▸ PROVIDED RECORDS
#####

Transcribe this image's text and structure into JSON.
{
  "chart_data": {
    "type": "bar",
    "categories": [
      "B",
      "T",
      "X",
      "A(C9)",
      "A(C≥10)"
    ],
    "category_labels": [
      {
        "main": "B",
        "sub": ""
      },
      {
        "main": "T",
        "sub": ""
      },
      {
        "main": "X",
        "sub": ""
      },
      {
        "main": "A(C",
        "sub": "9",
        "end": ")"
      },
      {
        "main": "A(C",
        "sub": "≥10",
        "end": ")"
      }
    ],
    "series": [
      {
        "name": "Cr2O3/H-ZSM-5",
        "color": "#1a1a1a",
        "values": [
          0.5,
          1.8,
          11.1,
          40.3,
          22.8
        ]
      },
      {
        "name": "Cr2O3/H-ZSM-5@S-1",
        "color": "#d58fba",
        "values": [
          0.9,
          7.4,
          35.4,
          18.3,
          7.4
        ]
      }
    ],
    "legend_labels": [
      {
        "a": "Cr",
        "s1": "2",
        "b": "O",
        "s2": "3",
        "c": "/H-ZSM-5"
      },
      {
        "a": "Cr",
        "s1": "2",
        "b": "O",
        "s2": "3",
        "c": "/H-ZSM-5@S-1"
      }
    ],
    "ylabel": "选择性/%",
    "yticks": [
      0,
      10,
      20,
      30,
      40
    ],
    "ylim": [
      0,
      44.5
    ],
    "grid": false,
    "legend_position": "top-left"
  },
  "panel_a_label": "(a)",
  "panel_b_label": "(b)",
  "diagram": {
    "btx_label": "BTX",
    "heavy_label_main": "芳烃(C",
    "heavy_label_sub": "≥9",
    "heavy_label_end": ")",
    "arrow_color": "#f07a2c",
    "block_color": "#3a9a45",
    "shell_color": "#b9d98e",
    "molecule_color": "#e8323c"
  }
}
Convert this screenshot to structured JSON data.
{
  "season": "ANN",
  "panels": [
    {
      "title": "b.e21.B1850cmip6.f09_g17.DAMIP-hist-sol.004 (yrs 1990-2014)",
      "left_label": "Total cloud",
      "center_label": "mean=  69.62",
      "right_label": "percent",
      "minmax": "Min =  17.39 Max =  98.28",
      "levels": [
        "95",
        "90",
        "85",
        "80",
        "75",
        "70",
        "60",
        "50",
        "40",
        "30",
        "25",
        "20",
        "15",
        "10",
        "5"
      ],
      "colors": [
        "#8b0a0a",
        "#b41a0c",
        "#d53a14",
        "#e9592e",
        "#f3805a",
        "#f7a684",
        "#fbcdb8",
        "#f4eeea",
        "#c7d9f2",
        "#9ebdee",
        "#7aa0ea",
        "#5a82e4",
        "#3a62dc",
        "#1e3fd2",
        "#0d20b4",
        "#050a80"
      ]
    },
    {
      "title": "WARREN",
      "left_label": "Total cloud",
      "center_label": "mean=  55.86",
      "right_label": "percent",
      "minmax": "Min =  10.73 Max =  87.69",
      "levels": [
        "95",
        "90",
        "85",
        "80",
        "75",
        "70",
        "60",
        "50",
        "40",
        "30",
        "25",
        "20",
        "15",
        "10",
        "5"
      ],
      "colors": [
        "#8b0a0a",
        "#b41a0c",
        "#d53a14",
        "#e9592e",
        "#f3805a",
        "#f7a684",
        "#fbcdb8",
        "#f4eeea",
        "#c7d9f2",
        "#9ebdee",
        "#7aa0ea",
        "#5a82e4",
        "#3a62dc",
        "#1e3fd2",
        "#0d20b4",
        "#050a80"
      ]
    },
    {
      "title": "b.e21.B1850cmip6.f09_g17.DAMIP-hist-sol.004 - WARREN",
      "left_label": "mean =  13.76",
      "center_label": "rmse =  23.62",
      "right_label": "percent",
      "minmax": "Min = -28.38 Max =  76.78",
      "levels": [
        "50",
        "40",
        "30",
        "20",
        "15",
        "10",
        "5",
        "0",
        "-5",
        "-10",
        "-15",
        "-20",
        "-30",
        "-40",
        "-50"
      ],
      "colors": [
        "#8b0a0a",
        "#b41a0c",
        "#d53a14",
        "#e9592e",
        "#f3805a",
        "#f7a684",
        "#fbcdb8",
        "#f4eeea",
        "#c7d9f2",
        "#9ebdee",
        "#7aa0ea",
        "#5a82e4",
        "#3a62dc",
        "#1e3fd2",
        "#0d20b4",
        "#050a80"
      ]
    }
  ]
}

#####

▸ DIRECTION
The records above should be restated word for word, please.

▸ RESPONSE TO THE EXERCISE
Transcribe this image's text and structure into JSON.
{
  "chart_data": {
    "type": "bar",
    "categories": [
      "B",
      "T",
      "X",
      "A(C9)",
      "A(C≥10)"
    ],
    "category_labels": [
      {
        "main": "B",
        "sub": ""
      },
      {
        "main": "T",
        "sub": ""
      },
      {
        "main": "X",
        "sub": ""
      },
      {
        "main": "A(C",
        "sub": "9",
        "end": ")"
      },
      {
        "main": "A(C",
        "sub": "≥10",
        "end": ")"
      }
    ],
    "series": [
      {
        "name": "Cr2O3/H-ZSM-5",
        "color": "#1a1a1a",
        "values": [
          0.5,
          1.8,
          11.1,
          40.3,
          22.8
        ]
      },
      {
        "name": "Cr2O3/H-ZSM-5@S-1",
        "color": "#d58fba",
        "values": [
          0.9,
          7.4,
          35.4,
          18.3,
          7.4
        ]
      }
    ],
    "legend_labels": [
      {
        "a": "Cr",
        "s1": "2",
        "b": "O",
        "s2": "3",
        "c": "/H-ZSM-5"
      },
      {
        "a": "Cr",
        "s1": "2",
        "b": "O",
        "s2": "3",
        "c": "/H-ZSM-5@S-1"
      }
    ],
    "ylabel": "选择性/%",
    "yticks": [
      0,
      10,
      20,
      30,
      40
    ],
    "ylim": [
      0,
      44.5
    ],
    "grid": false,
    "legend_position": "top-left"
  },
  "panel_a_label": "(a)",
  "panel_b_label": "(b)",
  "diagram": {
    "btx_label": "BTX",
    "heavy_label_main": "芳烃(C",
    "heavy_label_sub": "≥9",
    "heavy_label_end": ")",
    "arrow_color": "#f07a2c",
    "block_color": "#3a9a45",
    "shell_color": "#b9d98e",
    "molecule_color": "#e8323c"
  }
}
Convert this screenshot to structured JSON data.
{
  "season": "ANN",
  "panels": [
    {
      "title": "b.e21.B1850cmip6.f09_g17.DAMIP-hist-sol.004 (yrs 1990-2014)",
      "left_label": "Total cloud",
      "center_label": "mean=  69.62",
      "right_label": "percent",
      "minmax": "Min =  17.39 Max =  98.28",
      "levels": [
        "95",
        "90",
        "85",
        "80",
        "75",
        "70",
        "60",
        "50",
        "40",
        "30",
        "25",
        "20",
        "15",
        "10",
        "5"
      ],
      "colors": [
        "#8b0a0a",
        "#b41a0c",
        "#d53a14",
        "#e9592e",
        "#f3805a",
        "#f7a684",
        "#fbcdb8",
        "#f4eeea",
        "#c7d9f2",
        "#9ebdee",
        "#7aa0ea",
        "#5a82e4",
        "#3a62dc",
        "#1e3fd2",
        "#0d20b4",
        "#050a80"
      ]
    },
    {
      "title": "WARREN",
      "left_label": "Total cloud",
      "center_label": "mean=  55.86",
      "right_label": "percent",
      "minmax": "Min =  10.73 Max =  87.69",
      "levels": [
        "95",
        "90",
        "85",
        "80",
        "75",
        "70",
        "60",
        "50",
        "40",
        "30",
        "25",
        "20",
        "15",
        "10",
        "5"
      ],
      "colors": [
        "#8b0a0a",
        "#b41a0c",
        "#d53a14",
        "#e9592e",
        "#f3805a",
        "#f7a684",
        "#fbcdb8",
        "#f4eeea",
        "#c7d9f2",
        "#9ebdee",
        "#7aa0ea",
        "#5a82e4",
        "#3a62dc",
        "#1e3fd2",
        "#0d20b4",
        "#050a80"
      ]
    },
    {
      "title": "b.e21.B1850cmip6.f09_g17.DAMIP-hist-sol.004 - WARREN",
      "left_label": "mean =  13.76",
      "center_label": "rmse =  23.62",
      "right_label": "percent",
      "minmax": "Min = -28.38 Max =  76.78",
      "levels": [
        "50",
        "40",
        "30",
        "20",
        "15",
        "10",
        "5",
        "0",
        "-5",
        "-10",
        "-15",
        "-20",
        "-30",
        "-40",
        "-50"
      ],
      "colors": [
        "#8b0a0a",
        "#b41a0c",
        "#d53a14",
        "#e9592e",
        "#f3805a",
        "#f7a684",
        "#fbcdb8",
        "#f4eeea",
        "#c7d9f2",
        "#9ebdee",
        "#7aa0ea",
        "#5a82e4",
        "#3a62dc",
        "#1e3fd2",
        "#0d20b4",
        "#050a80"
      ]
    }
  ]
}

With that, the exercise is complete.